━━━ DATA ━━━
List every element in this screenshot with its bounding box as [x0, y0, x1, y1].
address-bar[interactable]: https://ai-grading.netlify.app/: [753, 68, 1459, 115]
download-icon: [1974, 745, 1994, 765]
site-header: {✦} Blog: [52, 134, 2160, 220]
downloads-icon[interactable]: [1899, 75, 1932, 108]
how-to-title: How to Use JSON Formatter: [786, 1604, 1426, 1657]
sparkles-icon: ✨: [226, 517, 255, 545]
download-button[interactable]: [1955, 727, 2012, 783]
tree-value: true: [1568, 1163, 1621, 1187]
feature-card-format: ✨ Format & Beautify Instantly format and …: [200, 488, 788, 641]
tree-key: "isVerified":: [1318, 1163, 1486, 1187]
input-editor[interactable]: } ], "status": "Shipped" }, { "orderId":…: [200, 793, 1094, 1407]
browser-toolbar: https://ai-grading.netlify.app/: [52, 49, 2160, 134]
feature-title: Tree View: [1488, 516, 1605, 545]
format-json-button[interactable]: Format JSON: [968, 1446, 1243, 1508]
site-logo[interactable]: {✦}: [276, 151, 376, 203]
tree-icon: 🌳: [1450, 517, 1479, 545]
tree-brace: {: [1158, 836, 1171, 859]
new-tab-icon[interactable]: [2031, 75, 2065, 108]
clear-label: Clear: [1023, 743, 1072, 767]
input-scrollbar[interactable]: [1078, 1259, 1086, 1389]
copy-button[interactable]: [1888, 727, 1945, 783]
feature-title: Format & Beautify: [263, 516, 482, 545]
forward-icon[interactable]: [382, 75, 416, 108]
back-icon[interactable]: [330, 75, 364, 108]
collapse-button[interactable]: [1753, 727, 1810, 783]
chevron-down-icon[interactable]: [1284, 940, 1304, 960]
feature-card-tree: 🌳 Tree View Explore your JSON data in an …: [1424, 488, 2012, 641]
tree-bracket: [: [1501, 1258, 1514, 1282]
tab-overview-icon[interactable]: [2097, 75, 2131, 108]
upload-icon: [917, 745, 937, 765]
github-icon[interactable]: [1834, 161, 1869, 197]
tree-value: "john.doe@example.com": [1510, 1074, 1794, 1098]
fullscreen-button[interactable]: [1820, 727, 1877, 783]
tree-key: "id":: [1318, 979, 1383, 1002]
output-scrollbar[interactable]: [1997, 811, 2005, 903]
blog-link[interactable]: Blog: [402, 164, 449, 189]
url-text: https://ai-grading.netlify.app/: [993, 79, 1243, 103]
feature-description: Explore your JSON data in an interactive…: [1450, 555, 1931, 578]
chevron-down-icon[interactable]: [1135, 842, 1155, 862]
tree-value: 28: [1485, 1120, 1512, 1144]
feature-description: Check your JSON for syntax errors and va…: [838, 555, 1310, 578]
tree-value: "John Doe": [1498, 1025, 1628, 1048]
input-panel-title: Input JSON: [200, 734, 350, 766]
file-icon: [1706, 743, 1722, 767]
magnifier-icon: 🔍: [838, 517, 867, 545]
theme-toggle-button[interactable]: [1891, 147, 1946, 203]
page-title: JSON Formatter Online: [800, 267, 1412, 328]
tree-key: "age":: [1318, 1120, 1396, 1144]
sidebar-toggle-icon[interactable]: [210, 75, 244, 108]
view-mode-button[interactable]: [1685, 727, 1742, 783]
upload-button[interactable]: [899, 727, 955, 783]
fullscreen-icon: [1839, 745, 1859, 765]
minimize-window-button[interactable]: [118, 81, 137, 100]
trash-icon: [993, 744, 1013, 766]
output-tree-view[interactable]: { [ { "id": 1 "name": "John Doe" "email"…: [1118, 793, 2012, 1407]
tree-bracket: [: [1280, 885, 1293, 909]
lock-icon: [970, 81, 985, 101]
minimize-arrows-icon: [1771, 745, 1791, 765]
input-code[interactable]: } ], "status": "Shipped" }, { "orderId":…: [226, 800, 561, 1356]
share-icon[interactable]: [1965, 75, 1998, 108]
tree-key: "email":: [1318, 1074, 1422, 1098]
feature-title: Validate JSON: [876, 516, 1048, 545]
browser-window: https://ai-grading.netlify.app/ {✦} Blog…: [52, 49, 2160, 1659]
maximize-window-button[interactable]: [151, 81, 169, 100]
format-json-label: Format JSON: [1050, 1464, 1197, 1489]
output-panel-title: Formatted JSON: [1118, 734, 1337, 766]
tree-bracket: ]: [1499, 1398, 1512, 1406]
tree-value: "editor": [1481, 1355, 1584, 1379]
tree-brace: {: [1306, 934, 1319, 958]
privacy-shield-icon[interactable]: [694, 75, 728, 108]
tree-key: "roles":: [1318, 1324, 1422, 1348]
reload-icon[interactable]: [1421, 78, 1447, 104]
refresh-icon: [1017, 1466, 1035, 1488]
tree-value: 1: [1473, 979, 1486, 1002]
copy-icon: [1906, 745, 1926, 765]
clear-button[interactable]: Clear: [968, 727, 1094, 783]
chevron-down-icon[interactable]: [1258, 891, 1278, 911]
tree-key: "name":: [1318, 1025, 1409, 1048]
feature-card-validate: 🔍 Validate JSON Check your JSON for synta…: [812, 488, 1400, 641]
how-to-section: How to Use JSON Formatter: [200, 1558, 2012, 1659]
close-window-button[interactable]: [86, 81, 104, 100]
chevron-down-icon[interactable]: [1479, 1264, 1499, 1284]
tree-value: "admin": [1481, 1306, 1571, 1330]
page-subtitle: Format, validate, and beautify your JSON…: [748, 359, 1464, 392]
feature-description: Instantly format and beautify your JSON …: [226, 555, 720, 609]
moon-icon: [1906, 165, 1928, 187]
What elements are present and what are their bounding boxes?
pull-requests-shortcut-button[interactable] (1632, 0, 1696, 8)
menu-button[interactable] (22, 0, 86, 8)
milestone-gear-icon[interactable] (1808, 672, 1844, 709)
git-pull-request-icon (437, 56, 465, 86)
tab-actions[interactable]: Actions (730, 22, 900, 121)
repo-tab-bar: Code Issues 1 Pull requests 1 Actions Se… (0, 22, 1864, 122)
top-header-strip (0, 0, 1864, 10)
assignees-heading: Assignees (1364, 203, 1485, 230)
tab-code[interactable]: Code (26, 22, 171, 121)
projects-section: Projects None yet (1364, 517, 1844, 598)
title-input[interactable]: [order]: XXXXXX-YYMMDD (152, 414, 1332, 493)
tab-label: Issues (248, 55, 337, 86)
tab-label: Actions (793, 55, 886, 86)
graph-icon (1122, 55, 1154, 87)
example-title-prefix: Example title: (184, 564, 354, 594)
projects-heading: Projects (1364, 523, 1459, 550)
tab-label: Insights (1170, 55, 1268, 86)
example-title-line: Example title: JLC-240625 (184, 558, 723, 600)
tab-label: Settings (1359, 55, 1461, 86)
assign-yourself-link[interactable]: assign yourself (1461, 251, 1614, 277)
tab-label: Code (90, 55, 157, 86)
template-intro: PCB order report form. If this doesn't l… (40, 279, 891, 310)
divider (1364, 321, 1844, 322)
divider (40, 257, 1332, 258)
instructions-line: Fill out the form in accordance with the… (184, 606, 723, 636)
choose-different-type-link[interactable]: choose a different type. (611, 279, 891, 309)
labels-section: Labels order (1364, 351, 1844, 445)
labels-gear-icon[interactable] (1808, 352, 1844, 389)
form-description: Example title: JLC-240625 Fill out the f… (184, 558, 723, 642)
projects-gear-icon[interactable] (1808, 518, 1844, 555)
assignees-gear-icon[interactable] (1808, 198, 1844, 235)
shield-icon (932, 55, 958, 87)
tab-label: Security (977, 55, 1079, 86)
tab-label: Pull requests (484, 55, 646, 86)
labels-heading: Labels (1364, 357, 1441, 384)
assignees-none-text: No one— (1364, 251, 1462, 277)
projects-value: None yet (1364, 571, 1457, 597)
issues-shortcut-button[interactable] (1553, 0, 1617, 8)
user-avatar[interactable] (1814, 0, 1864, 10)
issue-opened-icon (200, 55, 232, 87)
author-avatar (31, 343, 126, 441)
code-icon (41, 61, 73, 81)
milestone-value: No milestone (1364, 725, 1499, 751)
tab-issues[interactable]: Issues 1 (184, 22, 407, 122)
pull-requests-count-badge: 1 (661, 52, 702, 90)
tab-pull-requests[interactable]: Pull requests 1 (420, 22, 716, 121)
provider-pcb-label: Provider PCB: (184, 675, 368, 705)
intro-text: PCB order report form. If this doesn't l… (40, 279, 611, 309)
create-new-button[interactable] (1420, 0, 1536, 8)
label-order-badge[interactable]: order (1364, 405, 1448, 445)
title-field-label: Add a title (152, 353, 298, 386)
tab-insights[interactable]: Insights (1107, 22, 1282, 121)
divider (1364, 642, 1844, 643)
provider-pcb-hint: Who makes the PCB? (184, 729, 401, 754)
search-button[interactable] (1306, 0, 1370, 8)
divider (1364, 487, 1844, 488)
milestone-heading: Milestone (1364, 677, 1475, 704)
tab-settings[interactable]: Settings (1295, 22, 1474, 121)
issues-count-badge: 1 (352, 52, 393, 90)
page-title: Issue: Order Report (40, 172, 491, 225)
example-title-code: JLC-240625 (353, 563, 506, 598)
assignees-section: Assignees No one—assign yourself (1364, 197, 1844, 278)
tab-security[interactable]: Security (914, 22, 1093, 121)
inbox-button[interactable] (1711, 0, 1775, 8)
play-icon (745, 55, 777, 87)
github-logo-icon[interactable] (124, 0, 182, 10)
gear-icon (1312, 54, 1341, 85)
━━━
### WHAT YOU HAVE TO DO:
Copy out the lines of the listing above, starting at its first line and ending at the line that contains "downloads-icon[interactable]: [1899, 75, 1932, 108]", both included. Reproduce them verbatim.

### EXPECTED ANSWER:
List every element in this screenshot with its bounding box as [x0, y0, x1, y1].
address-bar[interactable]: https://ai-grading.netlify.app/: [753, 68, 1459, 115]
download-icon: [1974, 745, 1994, 765]
site-header: {✦} Blog: [52, 134, 2160, 220]
downloads-icon[interactable]: [1899, 75, 1932, 108]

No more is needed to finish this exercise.